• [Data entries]
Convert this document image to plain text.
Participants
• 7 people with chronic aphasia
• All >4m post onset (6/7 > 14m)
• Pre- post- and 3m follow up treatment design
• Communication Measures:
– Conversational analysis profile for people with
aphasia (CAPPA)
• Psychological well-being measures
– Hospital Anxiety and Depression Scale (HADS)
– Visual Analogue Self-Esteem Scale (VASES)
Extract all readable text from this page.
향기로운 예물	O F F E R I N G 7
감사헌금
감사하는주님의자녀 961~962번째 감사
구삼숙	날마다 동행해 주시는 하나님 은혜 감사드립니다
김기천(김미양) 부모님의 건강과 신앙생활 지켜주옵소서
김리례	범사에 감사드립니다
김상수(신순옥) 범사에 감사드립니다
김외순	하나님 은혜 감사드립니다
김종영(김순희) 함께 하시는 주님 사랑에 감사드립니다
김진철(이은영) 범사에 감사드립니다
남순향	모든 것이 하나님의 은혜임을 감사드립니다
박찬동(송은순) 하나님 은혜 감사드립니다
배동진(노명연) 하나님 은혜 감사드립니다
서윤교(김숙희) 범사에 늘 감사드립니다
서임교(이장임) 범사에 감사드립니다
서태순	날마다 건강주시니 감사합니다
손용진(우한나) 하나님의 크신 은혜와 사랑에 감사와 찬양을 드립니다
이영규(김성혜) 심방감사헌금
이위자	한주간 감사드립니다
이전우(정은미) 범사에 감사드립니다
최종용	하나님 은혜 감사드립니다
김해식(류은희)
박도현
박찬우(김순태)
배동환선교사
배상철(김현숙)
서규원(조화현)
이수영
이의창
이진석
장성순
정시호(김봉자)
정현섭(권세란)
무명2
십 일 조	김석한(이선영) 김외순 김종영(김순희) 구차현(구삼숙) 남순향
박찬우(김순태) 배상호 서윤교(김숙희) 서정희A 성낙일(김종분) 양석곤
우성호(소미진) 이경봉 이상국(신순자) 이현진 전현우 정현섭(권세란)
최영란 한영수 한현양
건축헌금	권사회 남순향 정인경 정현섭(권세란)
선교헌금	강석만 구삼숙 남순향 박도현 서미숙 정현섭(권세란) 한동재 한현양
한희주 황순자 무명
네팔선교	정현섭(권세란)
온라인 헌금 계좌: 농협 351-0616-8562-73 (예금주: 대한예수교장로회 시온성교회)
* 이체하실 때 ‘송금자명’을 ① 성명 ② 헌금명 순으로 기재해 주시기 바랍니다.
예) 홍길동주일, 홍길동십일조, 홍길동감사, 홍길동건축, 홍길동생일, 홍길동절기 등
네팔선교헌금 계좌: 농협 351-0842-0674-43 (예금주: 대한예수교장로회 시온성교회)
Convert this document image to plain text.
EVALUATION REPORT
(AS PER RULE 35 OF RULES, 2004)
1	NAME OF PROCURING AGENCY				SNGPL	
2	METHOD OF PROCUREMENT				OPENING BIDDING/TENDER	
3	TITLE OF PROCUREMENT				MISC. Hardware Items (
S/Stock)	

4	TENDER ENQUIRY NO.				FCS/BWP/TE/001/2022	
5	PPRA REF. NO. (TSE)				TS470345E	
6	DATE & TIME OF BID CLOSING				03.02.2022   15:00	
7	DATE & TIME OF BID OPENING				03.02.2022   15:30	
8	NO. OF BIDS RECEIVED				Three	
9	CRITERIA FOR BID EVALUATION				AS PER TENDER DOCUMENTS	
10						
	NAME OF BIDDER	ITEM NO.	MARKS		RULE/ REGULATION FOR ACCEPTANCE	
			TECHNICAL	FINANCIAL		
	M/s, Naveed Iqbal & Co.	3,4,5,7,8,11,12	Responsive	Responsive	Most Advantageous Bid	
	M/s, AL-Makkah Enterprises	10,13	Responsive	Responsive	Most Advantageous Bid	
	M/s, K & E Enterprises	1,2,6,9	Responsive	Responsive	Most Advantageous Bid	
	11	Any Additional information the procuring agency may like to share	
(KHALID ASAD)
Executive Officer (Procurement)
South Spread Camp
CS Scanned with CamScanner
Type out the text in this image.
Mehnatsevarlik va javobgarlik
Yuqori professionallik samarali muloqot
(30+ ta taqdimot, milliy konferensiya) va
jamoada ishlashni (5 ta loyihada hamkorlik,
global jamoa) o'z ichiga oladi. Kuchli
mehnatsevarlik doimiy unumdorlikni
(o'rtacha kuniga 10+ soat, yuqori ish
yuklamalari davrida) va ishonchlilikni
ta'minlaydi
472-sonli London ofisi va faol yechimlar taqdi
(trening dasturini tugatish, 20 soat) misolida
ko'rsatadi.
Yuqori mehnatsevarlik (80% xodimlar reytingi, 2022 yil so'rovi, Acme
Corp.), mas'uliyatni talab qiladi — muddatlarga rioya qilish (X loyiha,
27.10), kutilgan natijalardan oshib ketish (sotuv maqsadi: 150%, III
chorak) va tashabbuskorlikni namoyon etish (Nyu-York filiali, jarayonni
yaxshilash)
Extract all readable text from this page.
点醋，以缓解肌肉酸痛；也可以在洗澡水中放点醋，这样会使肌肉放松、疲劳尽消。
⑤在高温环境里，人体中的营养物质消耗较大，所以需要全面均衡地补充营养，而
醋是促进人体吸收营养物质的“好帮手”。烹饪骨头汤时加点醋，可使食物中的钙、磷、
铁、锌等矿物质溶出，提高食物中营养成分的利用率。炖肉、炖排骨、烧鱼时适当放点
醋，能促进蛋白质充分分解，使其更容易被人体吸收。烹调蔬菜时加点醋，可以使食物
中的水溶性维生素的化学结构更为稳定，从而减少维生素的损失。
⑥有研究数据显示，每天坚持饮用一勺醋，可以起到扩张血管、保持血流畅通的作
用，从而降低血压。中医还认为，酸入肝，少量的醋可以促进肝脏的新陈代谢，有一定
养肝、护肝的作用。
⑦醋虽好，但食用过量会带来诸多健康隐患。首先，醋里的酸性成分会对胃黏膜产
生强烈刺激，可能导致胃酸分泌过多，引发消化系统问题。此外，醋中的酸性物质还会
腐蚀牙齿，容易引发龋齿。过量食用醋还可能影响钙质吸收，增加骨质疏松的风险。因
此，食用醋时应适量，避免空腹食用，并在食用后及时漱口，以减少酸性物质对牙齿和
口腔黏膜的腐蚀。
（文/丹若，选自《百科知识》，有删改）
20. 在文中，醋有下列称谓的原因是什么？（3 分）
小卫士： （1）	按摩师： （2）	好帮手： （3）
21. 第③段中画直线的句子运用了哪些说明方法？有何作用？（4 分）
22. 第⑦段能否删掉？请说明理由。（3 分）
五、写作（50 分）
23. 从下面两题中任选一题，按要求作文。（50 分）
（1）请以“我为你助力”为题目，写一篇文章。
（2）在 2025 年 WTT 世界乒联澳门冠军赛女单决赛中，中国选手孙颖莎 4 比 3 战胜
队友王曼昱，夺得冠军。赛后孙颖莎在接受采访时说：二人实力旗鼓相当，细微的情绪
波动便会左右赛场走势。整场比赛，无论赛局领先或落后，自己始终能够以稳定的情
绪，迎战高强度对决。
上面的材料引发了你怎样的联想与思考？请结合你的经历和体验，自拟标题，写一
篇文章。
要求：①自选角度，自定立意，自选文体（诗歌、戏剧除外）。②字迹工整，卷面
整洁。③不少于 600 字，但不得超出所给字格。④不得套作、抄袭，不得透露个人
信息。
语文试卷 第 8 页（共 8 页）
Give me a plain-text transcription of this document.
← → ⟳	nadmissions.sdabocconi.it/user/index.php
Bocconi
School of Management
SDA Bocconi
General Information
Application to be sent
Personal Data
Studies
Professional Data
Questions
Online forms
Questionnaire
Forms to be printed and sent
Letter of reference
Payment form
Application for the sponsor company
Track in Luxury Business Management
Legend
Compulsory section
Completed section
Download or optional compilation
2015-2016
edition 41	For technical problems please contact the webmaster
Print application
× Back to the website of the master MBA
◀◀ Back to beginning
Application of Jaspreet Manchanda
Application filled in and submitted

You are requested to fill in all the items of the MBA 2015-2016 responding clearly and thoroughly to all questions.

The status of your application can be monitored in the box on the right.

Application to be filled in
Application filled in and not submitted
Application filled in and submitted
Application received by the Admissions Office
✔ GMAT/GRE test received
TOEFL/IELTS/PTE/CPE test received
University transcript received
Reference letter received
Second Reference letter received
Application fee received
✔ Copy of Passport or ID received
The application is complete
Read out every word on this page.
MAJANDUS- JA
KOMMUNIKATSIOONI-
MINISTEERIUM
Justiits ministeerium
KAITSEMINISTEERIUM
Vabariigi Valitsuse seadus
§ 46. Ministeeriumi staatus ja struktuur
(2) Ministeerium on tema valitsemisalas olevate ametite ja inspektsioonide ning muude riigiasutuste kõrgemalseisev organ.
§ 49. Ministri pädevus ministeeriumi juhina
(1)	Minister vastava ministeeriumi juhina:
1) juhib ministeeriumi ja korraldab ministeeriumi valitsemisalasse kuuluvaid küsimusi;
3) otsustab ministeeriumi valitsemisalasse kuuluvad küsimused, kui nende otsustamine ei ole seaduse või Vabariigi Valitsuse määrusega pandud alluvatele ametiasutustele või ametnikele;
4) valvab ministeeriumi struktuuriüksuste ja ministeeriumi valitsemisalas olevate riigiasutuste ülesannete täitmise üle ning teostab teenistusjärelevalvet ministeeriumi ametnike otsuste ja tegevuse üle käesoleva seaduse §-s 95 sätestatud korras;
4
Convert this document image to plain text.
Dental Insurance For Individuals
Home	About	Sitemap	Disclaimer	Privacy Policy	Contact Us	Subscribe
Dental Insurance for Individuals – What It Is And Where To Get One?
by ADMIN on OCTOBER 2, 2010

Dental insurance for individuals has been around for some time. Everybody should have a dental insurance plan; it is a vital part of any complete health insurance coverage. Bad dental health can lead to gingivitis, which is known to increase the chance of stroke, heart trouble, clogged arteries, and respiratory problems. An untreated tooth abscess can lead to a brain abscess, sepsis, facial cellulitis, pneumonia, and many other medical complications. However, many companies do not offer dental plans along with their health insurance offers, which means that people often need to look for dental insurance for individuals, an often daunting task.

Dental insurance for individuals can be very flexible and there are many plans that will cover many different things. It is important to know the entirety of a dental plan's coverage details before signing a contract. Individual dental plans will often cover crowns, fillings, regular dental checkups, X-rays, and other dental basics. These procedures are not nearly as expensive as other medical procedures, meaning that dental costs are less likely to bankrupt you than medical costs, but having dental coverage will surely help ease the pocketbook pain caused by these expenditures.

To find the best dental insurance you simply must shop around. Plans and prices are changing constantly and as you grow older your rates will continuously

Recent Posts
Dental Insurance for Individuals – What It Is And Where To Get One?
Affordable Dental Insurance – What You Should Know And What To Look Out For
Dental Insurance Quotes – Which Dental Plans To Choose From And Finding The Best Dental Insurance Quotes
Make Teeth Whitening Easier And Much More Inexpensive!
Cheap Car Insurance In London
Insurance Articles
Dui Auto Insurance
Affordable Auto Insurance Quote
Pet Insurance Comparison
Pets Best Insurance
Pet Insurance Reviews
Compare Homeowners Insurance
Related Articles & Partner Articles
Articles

• [Required task] Copy all lines above containing the string "with".

• [Reply]
• 7 people with chronic aphasia
– Conversational analysis profile for people with
CS Scanned with CamScanner
Dental insurance for individuals has been around for some time. Everybody should have a dental insurance plan; it is a vital part of any complete health insurance coverage. Bad dental health can lead to gingivitis, which is known to increase the chance of stroke, heart trouble, clogged arteries, and respiratory problems. An untreated tooth abscess can lead to a brain abscess, sepsis, facial cellulitis, pneumonia, and many other medical complications. However, many companies do not offer dental plans along with their health insurance offers, which means that people often need to look for dental insurance for individuals, an often daunting task.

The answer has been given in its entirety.